START MATERIAL PROVIDED

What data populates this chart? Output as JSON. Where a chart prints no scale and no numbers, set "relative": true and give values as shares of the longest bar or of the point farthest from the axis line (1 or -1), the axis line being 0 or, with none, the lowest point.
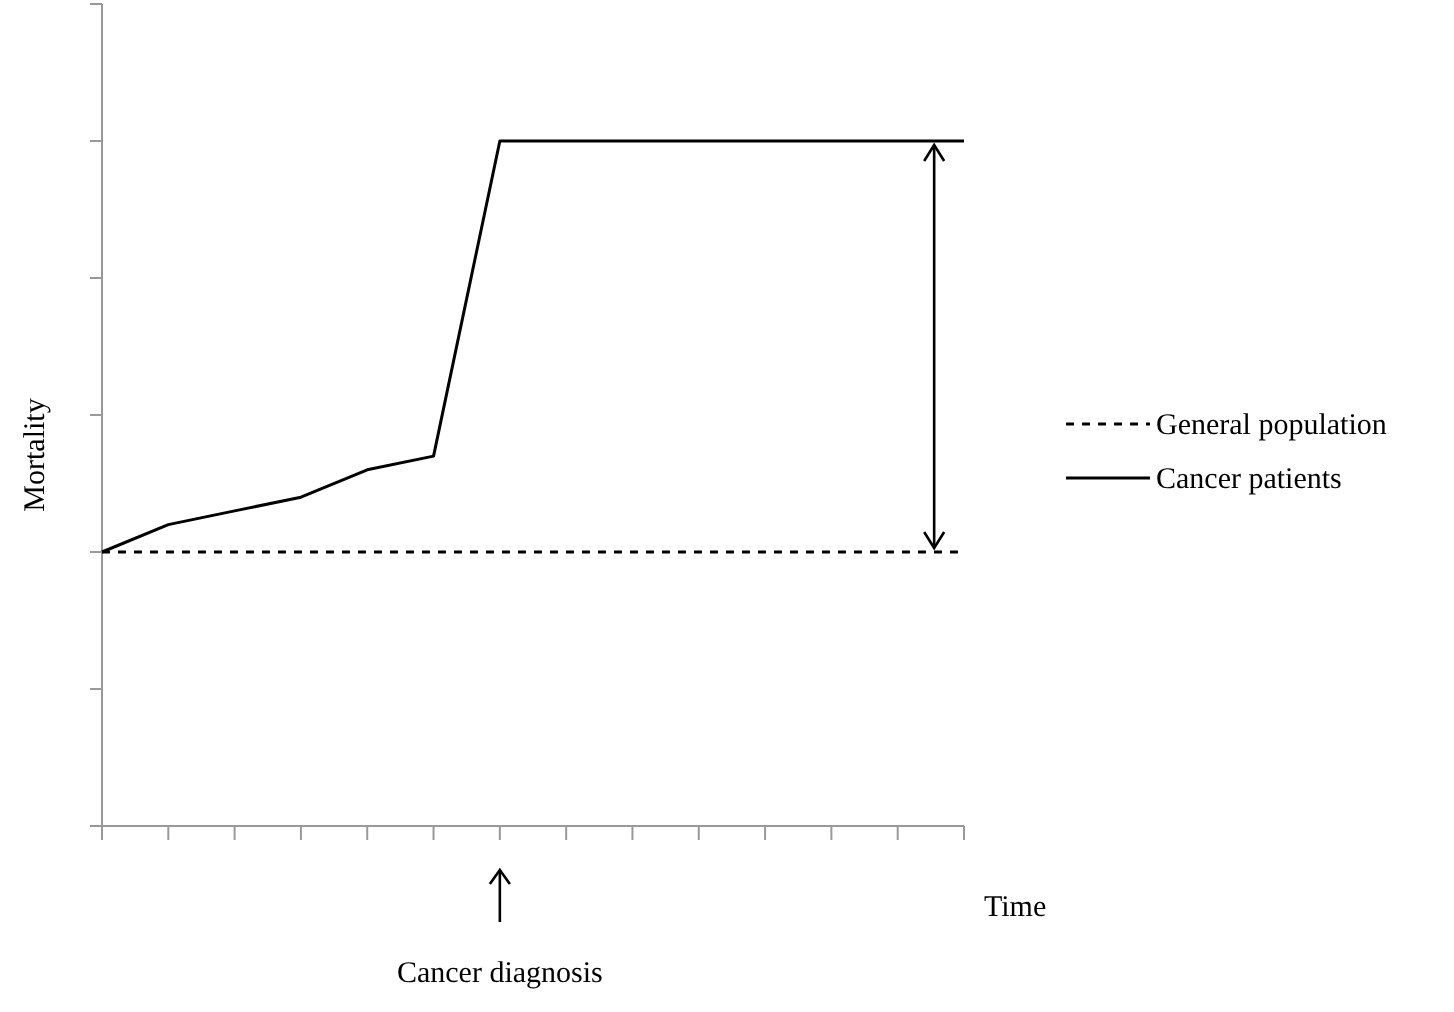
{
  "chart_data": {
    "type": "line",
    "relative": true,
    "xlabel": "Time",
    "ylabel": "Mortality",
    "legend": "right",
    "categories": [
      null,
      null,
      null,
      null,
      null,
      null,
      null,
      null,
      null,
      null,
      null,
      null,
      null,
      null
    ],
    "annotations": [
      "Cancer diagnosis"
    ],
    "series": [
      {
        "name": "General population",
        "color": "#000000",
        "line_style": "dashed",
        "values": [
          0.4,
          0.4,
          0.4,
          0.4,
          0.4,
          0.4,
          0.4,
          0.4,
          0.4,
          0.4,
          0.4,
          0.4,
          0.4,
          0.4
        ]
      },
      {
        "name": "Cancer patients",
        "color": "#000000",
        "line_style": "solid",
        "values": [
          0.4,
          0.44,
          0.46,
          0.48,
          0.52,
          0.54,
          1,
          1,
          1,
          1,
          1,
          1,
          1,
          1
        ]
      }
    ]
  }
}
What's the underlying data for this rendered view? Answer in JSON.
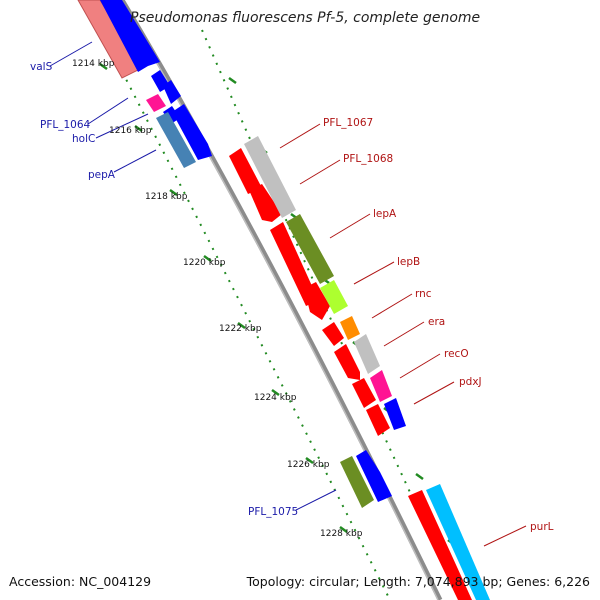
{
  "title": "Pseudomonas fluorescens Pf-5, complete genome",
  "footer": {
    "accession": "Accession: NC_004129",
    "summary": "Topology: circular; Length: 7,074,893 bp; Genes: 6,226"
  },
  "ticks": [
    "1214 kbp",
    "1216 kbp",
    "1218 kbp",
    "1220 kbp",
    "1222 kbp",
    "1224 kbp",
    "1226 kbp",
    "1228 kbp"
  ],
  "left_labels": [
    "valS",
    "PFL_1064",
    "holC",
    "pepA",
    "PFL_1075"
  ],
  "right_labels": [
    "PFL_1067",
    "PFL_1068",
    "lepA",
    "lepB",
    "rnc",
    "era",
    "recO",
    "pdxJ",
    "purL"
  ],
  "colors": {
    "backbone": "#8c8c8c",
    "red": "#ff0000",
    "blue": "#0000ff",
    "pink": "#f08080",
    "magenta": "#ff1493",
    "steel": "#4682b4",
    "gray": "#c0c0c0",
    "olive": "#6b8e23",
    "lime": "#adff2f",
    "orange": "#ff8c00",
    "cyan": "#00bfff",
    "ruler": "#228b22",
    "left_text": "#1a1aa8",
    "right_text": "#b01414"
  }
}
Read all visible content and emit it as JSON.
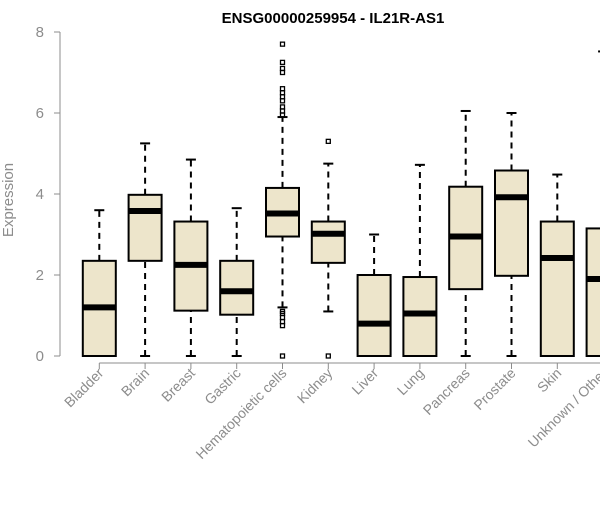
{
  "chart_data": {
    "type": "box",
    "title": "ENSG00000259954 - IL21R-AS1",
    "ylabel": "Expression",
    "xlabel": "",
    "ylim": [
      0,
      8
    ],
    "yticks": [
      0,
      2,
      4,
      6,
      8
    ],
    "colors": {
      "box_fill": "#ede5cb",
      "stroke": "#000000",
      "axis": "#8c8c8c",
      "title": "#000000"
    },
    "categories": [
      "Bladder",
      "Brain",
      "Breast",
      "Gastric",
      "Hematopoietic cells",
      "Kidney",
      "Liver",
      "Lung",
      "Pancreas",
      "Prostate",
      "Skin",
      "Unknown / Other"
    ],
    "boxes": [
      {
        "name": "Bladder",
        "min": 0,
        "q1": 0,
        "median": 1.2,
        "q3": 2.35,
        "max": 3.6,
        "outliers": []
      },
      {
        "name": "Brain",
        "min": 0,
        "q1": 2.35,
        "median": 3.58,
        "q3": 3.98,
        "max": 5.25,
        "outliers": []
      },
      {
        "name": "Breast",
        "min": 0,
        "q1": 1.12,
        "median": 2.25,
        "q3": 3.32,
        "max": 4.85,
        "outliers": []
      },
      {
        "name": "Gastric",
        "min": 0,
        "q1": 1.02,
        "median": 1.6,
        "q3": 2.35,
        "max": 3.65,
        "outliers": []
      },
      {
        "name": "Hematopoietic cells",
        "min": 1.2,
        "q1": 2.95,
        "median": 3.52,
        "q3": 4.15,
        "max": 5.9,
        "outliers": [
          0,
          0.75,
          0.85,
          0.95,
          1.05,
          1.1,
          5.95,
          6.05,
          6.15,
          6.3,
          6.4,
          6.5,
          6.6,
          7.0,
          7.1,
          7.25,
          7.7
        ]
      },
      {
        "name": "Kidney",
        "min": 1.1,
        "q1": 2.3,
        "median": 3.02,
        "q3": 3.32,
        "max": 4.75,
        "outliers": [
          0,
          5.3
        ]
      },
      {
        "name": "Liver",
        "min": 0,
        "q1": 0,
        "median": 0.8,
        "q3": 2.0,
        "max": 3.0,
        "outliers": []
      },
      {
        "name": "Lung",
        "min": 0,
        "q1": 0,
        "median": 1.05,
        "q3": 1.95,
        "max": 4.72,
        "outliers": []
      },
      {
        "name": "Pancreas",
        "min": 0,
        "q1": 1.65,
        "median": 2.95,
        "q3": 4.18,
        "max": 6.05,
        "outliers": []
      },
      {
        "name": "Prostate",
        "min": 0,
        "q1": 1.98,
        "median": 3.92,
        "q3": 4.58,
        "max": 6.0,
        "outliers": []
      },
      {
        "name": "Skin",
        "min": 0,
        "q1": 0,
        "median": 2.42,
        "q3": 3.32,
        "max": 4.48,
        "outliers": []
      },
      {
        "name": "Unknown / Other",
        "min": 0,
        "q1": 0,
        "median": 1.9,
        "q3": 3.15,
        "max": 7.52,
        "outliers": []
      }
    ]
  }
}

END MATERIAL PROVIDED
START MATERIAL PROVIDED

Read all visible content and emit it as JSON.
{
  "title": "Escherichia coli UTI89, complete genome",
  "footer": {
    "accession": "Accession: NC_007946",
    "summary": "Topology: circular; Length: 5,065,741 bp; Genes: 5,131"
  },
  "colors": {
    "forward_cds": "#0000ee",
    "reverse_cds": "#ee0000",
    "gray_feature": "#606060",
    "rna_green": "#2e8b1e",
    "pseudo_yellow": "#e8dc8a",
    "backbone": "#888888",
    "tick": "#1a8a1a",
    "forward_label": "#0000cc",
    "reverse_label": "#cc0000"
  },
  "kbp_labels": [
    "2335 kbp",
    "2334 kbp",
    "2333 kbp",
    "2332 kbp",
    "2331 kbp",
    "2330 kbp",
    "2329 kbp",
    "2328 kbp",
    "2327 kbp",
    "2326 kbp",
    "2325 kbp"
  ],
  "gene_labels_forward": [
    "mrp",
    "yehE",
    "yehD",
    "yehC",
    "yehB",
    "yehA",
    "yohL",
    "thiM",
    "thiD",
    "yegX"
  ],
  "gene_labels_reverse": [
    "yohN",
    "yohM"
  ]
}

END MATERIAL PROVIDED

WORK INSTRUCTION |
From the entries above, pull out each line that includes "Genes".

ANSWER AREA |
    "summary": "Topology: circular; Length: 7,074,893 bp; Genes: 6,226"
    "summary": "Topology: circular; Length: 5,065,741 bp; Genes: 5,131"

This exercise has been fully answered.